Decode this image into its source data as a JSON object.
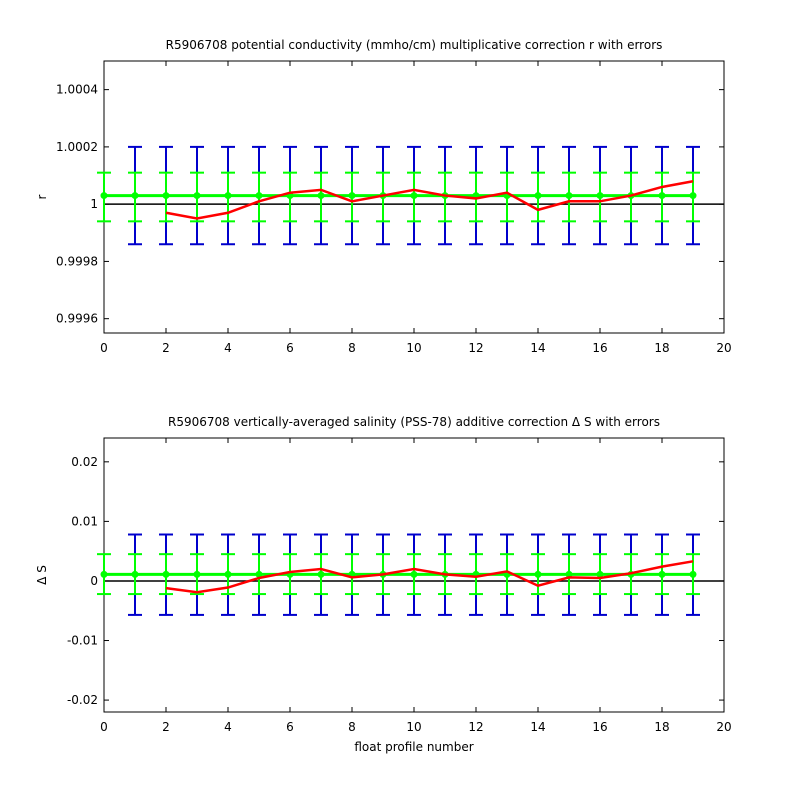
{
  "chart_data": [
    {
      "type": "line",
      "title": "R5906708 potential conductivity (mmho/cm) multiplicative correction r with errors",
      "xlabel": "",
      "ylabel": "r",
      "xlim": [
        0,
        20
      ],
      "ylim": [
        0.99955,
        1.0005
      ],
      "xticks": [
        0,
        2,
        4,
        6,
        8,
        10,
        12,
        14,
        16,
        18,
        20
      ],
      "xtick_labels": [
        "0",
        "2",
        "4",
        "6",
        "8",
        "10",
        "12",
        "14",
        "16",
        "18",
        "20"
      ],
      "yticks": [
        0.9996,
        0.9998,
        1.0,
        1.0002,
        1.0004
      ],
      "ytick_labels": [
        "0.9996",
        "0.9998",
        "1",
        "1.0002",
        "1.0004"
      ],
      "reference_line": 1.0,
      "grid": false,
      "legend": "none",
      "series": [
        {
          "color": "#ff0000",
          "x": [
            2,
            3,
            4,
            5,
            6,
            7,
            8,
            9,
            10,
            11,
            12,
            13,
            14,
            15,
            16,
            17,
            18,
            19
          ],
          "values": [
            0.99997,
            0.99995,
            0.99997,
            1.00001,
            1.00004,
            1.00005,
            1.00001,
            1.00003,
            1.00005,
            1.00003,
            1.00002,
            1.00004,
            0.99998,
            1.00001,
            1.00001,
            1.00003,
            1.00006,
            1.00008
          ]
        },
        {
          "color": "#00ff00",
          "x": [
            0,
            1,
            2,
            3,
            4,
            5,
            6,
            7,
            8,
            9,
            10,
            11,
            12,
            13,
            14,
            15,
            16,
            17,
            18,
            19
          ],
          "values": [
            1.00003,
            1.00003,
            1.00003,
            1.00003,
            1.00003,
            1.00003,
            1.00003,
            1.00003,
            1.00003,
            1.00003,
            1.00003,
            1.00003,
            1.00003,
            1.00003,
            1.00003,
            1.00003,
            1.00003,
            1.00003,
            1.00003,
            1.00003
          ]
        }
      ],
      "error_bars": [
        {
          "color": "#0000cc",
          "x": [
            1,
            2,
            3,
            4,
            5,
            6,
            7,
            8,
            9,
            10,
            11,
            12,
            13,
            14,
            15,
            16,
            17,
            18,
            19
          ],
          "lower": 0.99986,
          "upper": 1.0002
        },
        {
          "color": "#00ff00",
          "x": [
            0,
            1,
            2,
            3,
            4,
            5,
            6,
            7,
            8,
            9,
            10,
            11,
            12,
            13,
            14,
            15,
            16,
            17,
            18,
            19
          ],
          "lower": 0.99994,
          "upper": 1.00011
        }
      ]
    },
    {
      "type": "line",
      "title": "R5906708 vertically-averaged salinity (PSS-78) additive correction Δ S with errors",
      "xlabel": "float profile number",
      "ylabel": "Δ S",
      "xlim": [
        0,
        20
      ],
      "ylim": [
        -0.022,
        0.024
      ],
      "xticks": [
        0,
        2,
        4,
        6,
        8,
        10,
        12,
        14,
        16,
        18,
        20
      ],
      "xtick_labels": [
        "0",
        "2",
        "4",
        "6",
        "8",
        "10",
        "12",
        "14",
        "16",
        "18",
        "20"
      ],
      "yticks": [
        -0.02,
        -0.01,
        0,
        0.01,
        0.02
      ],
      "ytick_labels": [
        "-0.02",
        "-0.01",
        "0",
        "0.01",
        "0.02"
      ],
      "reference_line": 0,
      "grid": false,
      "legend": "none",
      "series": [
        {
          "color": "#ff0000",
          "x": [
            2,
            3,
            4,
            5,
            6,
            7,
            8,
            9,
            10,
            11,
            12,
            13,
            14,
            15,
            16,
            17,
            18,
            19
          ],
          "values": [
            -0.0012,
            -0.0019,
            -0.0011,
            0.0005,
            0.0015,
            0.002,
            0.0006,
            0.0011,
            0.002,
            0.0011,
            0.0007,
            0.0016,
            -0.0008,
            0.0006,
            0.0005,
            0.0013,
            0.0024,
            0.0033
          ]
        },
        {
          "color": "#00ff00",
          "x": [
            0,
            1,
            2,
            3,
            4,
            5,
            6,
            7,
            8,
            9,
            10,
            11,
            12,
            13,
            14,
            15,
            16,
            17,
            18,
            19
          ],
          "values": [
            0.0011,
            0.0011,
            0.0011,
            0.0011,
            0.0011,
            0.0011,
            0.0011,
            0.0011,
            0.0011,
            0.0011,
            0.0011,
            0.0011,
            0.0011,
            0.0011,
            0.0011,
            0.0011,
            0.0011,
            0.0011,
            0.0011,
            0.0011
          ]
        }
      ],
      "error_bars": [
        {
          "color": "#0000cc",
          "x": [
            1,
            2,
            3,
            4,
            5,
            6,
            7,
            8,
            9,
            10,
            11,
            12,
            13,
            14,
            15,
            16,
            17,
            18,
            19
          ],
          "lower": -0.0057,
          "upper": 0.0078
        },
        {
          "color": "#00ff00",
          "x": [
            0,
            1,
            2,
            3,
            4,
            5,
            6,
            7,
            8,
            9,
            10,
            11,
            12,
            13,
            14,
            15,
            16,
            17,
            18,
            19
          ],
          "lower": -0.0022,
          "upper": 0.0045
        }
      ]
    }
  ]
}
====
Aim of the exercise:
Return every line of the records exactly as given, pictures excluded.

Result of the task:
Decode this image into its source data as a JSON object.
{
  "chart_data": [
    {
      "type": "line",
      "title": "R5906708 potential conductivity (mmho/cm) multiplicative correction r with errors",
      "xlabel": "",
      "ylabel": "r",
      "xlim": [
        0,
        20
      ],
      "ylim": [
        0.99955,
        1.0005
      ],
      "xticks": [
        0,
        2,
        4,
        6,
        8,
        10,
        12,
        14,
        16,
        18,
        20
      ],
      "xtick_labels": [
        "0",
        "2",
        "4",
        "6",
        "8",
        "10",
        "12",
        "14",
        "16",
        "18",
        "20"
      ],
      "yticks": [
        0.9996,
        0.9998,
        1.0,
        1.0002,
        1.0004
      ],
      "ytick_labels": [
        "0.9996",
        "0.9998",
        "1",
        "1.0002",
        "1.0004"
      ],
      "reference_line": 1.0,
      "grid": false,
      "legend": "none",
      "series": [
        {
          "color": "#ff0000",
          "x": [
            2,
            3,
            4,
            5,
            6,
            7,
            8,
            9,
            10,
            11,
            12,
            13,
            14,
            15,
            16,
            17,
            18,
            19
          ],
          "values": [
            0.99997,
            0.99995,
            0.99997,
            1.00001,
            1.00004,
            1.00005,
            1.00001,
            1.00003,
            1.00005,
            1.00003,
            1.00002,
            1.00004,
            0.99998,
            1.00001,
            1.00001,
            1.00003,
            1.00006,
            1.00008
          ]
        },
        {
          "color": "#00ff00",
          "x": [
            0,
            1,
            2,
            3,
            4,
            5,
            6,
            7,
            8,
            9,
            10,
            11,
            12,
            13,
            14,
            15,
            16,
            17,
            18,
            19
          ],
          "values": [
            1.00003,
            1.00003,
            1.00003,
            1.00003,
            1.00003,
            1.00003,
            1.00003,
            1.00003,
            1.00003,
            1.00003,
            1.00003,
            1.00003,
            1.00003,
            1.00003,
            1.00003,
            1.00003,
            1.00003,
            1.00003,
            1.00003,
            1.00003
          ]
        }
      ],
      "error_bars": [
        {
          "color": "#0000cc",
          "x": [
            1,
            2,
            3,
            4,
            5,
            6,
            7,
            8,
            9,
            10,
            11,
            12,
            13,
            14,
            15,
            16,
            17,
            18,
            19
          ],
          "lower": 0.99986,
          "upper": 1.0002
        },
        {
          "color": "#00ff00",
          "x": [
            0,
            1,
            2,
            3,
            4,
            5,
            6,
            7,
            8,
            9,
            10,
            11,
            12,
            13,
            14,
            15,
            16,
            17,
            18,
            19
          ],
          "lower": 0.99994,
          "upper": 1.00011
        }
      ]
    },
    {
      "type": "line",
      "title": "R5906708 vertically-averaged salinity (PSS-78) additive correction Δ S with errors",
      "xlabel": "float profile number",
      "ylabel": "Δ S",
      "xlim": [
        0,
        20
      ],
      "ylim": [
        -0.022,
        0.024
      ],
      "xticks": [
        0,
        2,
        4,
        6,
        8,
        10,
        12,
        14,
        16,
        18,
        20
      ],
      "xtick_labels": [
        "0",
        "2",
        "4",
        "6",
        "8",
        "10",
        "12",
        "14",
        "16",
        "18",
        "20"
      ],
      "yticks": [
        -0.02,
        -0.01,
        0,
        0.01,
        0.02
      ],
      "ytick_labels": [
        "-0.02",
        "-0.01",
        "0",
        "0.01",
        "0.02"
      ],
      "reference_line": 0,
      "grid": false,
      "legend": "none",
      "series": [
        {
          "color": "#ff0000",
          "x": [
            2,
            3,
            4,
            5,
            6,
            7,
            8,
            9,
            10,
            11,
            12,
            13,
            14,
            15,
            16,
            17,
            18,
            19
          ],
          "values": [
            -0.0012,
            -0.0019,
            -0.0011,
            0.0005,
            0.0015,
            0.002,
            0.0006,
            0.0011,
            0.002,
            0.0011,
            0.0007,
            0.0016,
            -0.0008,
            0.0006,
            0.0005,
            0.0013,
            0.0024,
            0.0033
          ]
        },
        {
          "color": "#00ff00",
          "x": [
            0,
            1,
            2,
            3,
            4,
            5,
            6,
            7,
            8,
            9,
            10,
            11,
            12,
            13,
            14,
            15,
            16,
            17,
            18,
            19
          ],
          "values": [
            0.0011,
            0.0011,
            0.0011,
            0.0011,
            0.0011,
            0.0011,
            0.0011,
            0.0011,
            0.0011,
            0.0011,
            0.0011,
            0.0011,
            0.0011,
            0.0011,
            0.0011,
            0.0011,
            0.0011,
            0.0011,
            0.0011,
            0.0011
          ]
        }
      ],
      "error_bars": [
        {
          "color": "#0000cc",
          "x": [
            1,
            2,
            3,
            4,
            5,
            6,
            7,
            8,
            9,
            10,
            11,
            12,
            13,
            14,
            15,
            16,
            17,
            18,
            19
          ],
          "lower": -0.0057,
          "upper": 0.0078
        },
        {
          "color": "#00ff00",
          "x": [
            0,
            1,
            2,
            3,
            4,
            5,
            6,
            7,
            8,
            9,
            10,
            11,
            12,
            13,
            14,
            15,
            16,
            17,
            18,
            19
          ],
          "lower": -0.0022,
          "upper": 0.0045
        }
      ]
    }
  ]
}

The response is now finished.